━━ PROVIDED RECORDS

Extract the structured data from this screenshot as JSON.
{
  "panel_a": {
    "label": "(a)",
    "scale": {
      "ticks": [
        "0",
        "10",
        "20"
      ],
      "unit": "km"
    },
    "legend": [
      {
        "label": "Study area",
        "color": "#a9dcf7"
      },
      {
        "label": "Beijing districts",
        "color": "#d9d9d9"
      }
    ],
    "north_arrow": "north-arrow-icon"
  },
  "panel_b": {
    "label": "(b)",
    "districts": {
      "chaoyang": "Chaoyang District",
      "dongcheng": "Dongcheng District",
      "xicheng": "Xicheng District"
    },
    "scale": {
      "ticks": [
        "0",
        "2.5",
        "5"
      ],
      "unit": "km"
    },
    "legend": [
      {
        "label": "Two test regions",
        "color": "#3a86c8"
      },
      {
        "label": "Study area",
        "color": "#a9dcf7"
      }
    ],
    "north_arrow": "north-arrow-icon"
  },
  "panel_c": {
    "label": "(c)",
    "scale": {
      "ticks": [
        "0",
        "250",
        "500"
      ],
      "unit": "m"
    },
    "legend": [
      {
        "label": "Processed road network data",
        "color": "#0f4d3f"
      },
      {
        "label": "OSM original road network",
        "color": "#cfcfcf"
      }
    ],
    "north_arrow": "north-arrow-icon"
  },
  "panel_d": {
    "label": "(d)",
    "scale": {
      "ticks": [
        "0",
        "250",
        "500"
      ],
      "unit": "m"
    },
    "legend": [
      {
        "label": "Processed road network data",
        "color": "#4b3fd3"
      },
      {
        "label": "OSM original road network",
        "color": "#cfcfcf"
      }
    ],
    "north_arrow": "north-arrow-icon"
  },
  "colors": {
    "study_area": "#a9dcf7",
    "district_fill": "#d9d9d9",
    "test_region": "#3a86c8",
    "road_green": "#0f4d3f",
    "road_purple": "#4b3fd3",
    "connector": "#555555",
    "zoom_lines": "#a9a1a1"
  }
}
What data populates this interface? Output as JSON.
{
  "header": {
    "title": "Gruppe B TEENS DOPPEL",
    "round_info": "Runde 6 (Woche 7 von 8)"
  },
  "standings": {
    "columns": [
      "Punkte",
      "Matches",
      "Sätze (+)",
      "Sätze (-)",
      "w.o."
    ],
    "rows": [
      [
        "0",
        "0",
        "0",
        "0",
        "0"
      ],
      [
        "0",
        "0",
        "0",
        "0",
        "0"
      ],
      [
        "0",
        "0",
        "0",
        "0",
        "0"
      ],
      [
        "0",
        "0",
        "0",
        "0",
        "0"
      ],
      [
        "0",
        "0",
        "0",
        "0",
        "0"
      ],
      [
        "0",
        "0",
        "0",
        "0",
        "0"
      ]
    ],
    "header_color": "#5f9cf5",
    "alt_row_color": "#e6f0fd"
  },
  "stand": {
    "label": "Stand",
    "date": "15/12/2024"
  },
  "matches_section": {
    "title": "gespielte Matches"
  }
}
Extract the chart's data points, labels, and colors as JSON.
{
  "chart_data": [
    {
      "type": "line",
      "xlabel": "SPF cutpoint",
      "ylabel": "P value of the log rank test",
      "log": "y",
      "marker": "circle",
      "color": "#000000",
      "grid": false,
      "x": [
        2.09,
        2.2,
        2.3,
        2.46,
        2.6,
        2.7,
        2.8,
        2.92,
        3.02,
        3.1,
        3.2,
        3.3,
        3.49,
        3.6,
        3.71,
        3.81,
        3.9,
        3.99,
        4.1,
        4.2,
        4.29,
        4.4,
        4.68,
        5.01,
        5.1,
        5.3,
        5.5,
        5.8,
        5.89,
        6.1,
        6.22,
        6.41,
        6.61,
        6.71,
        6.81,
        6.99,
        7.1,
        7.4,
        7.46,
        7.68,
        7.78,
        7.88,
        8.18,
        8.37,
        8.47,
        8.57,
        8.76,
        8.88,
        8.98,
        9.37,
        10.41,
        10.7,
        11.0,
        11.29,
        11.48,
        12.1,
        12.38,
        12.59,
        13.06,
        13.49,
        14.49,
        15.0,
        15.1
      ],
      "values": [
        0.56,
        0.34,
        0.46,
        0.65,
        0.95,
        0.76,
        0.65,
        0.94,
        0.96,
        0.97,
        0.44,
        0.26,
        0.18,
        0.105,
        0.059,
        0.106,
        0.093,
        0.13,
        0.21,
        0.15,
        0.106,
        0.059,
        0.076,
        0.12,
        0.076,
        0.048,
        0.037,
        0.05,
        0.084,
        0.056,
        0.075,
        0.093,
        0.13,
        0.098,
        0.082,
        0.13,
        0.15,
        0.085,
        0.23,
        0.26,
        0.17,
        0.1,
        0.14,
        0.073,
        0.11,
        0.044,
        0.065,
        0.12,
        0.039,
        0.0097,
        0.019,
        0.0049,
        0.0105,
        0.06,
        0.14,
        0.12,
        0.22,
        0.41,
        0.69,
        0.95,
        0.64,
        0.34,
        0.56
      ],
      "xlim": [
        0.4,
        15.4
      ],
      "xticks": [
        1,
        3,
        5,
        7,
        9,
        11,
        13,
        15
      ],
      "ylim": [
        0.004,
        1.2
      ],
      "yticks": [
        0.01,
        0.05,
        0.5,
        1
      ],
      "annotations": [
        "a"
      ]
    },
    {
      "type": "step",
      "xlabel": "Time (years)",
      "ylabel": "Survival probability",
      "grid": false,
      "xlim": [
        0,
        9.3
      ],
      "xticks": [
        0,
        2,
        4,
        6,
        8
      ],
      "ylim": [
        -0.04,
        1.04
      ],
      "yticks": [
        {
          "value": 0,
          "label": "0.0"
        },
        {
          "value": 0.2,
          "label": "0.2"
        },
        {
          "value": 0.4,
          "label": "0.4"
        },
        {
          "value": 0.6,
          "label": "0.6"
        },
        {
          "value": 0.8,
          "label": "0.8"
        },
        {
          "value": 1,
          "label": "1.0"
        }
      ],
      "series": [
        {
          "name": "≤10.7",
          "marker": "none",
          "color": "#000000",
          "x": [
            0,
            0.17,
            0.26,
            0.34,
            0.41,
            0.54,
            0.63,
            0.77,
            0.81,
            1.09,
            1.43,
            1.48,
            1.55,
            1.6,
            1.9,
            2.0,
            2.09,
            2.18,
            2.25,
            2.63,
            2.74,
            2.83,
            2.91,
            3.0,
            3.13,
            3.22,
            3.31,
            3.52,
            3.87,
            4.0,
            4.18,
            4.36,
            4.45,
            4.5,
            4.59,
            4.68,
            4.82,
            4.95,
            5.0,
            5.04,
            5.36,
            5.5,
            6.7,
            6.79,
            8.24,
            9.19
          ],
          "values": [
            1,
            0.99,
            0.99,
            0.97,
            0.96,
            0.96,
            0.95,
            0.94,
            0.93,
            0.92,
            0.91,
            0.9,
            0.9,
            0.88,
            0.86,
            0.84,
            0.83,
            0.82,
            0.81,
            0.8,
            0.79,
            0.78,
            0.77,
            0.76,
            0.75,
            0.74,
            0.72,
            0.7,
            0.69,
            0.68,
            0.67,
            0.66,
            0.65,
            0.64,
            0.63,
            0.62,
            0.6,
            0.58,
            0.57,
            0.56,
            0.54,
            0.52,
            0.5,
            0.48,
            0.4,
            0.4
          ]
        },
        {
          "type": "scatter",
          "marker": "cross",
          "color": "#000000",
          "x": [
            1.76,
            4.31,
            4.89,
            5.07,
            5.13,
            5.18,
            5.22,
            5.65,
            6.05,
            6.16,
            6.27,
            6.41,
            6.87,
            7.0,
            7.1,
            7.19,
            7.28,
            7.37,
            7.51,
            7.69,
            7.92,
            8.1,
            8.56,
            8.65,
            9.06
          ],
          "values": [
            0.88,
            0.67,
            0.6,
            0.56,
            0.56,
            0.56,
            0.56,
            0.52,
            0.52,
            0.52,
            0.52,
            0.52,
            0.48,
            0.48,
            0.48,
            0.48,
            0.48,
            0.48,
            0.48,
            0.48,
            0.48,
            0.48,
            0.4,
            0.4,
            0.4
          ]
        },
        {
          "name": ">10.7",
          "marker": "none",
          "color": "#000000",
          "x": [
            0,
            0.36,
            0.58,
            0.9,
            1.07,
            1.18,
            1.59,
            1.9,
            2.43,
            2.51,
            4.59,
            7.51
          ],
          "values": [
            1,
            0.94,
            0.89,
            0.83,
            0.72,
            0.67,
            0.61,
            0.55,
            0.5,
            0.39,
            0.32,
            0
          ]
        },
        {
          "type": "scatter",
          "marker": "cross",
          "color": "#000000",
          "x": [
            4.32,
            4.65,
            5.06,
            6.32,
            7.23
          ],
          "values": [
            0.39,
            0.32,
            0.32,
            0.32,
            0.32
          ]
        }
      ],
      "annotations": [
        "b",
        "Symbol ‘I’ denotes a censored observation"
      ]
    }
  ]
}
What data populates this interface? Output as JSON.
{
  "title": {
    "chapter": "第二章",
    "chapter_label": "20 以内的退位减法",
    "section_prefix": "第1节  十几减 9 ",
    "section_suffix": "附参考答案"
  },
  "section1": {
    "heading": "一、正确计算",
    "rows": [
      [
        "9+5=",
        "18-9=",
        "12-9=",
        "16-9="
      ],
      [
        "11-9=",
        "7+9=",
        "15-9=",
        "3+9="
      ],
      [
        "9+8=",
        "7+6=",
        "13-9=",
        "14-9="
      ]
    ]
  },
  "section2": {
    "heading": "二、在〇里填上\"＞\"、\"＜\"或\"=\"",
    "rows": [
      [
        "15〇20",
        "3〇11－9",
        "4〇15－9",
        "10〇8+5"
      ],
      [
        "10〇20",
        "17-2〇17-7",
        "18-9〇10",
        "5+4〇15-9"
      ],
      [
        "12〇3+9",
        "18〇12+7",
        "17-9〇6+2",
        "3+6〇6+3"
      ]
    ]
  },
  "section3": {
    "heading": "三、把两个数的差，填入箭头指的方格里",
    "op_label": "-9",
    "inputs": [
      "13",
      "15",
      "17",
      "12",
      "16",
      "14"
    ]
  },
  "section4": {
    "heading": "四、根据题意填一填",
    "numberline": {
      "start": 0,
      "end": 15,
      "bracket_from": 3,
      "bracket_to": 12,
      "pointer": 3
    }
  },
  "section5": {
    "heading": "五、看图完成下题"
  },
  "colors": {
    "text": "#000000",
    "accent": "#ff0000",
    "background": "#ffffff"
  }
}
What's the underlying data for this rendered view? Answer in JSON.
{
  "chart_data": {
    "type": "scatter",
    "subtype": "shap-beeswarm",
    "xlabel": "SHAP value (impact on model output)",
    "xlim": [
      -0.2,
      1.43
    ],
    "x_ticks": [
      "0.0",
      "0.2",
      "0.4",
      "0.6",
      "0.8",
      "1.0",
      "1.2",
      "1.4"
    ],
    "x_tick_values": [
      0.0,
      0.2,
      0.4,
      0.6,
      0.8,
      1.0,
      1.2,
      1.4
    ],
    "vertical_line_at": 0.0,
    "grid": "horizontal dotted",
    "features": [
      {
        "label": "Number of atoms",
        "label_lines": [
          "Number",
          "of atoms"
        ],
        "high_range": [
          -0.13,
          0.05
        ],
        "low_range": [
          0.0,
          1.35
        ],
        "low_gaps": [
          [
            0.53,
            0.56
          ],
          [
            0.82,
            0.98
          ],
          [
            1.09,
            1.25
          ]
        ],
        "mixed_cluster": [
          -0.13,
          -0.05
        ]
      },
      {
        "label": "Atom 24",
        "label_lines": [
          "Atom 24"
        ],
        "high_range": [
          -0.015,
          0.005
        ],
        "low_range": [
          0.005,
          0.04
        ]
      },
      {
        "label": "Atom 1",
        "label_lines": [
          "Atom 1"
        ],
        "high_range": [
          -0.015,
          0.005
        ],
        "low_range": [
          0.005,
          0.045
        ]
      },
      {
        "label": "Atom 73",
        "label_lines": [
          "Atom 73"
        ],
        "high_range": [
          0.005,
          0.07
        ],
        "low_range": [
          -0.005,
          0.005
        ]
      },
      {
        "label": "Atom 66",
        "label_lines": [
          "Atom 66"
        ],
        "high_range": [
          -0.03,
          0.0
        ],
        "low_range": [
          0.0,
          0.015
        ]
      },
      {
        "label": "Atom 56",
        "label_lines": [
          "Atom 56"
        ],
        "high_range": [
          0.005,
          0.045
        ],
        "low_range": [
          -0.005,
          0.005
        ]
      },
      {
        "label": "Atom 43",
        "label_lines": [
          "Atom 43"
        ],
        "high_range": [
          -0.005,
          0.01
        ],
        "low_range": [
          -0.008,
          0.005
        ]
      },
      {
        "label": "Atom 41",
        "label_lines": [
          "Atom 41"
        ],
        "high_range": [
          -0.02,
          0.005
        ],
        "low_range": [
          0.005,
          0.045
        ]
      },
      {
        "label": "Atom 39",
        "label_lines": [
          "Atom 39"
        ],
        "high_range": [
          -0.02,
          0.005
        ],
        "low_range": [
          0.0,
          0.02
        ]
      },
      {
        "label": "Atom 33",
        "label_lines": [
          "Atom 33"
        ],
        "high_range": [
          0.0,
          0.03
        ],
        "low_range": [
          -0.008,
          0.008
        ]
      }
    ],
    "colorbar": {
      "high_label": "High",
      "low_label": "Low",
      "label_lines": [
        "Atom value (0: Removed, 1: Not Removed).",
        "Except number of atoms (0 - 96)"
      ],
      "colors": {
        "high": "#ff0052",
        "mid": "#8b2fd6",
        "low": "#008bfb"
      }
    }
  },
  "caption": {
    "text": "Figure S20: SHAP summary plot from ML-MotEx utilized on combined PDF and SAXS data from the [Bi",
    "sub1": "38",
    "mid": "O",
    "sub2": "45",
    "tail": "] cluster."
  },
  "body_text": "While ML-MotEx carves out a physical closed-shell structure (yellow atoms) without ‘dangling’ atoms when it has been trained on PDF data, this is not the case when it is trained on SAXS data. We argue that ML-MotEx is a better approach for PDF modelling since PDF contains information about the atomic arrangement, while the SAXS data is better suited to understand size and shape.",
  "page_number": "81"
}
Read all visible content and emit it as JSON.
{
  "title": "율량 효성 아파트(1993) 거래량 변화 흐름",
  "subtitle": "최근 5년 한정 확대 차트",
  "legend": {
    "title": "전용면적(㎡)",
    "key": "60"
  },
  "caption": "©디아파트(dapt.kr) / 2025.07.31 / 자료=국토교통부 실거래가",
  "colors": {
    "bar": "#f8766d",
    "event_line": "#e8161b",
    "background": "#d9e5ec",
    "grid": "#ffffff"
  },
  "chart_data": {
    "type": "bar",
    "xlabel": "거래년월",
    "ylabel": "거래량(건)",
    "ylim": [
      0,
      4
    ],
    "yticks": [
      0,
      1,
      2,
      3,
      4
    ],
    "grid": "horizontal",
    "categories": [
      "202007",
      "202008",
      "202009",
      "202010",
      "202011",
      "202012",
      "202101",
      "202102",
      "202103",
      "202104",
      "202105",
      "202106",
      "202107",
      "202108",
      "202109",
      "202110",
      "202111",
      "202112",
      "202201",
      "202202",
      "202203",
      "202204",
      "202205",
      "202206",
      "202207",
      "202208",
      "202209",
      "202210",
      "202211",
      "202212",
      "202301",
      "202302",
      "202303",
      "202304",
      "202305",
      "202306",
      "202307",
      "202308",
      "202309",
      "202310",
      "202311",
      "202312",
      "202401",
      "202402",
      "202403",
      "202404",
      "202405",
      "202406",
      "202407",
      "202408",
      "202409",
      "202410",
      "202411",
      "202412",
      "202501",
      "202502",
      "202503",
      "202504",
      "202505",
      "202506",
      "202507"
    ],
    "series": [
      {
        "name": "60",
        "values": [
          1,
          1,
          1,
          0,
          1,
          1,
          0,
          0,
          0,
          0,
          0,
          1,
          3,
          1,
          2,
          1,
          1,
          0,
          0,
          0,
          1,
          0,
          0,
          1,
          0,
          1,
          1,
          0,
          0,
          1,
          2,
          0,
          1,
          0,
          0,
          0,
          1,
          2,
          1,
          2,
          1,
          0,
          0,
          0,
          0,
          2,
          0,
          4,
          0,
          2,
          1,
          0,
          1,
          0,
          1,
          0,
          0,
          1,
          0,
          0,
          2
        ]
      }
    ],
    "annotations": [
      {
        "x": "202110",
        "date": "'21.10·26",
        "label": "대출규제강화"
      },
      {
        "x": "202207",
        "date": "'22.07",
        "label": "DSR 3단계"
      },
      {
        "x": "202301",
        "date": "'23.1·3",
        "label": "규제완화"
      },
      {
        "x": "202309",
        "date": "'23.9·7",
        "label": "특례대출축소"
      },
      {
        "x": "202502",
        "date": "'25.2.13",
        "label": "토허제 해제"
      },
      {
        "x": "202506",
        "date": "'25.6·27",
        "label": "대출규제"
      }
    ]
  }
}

━━━━

WHAT YOU SHOULD DO
Identify all lines where the word "heading" shows up. Copy them.

THE COMPLETED TASK
    "heading": "一、正确计算",
    "heading": "二、在〇里填上\"＞\"、\"＜\"或\"=\"",
    "heading": "三、把两个数的差，填入箭头指的方格里",
    "heading": "四、根据题意填一填",
    "heading": "五、看图完成下题"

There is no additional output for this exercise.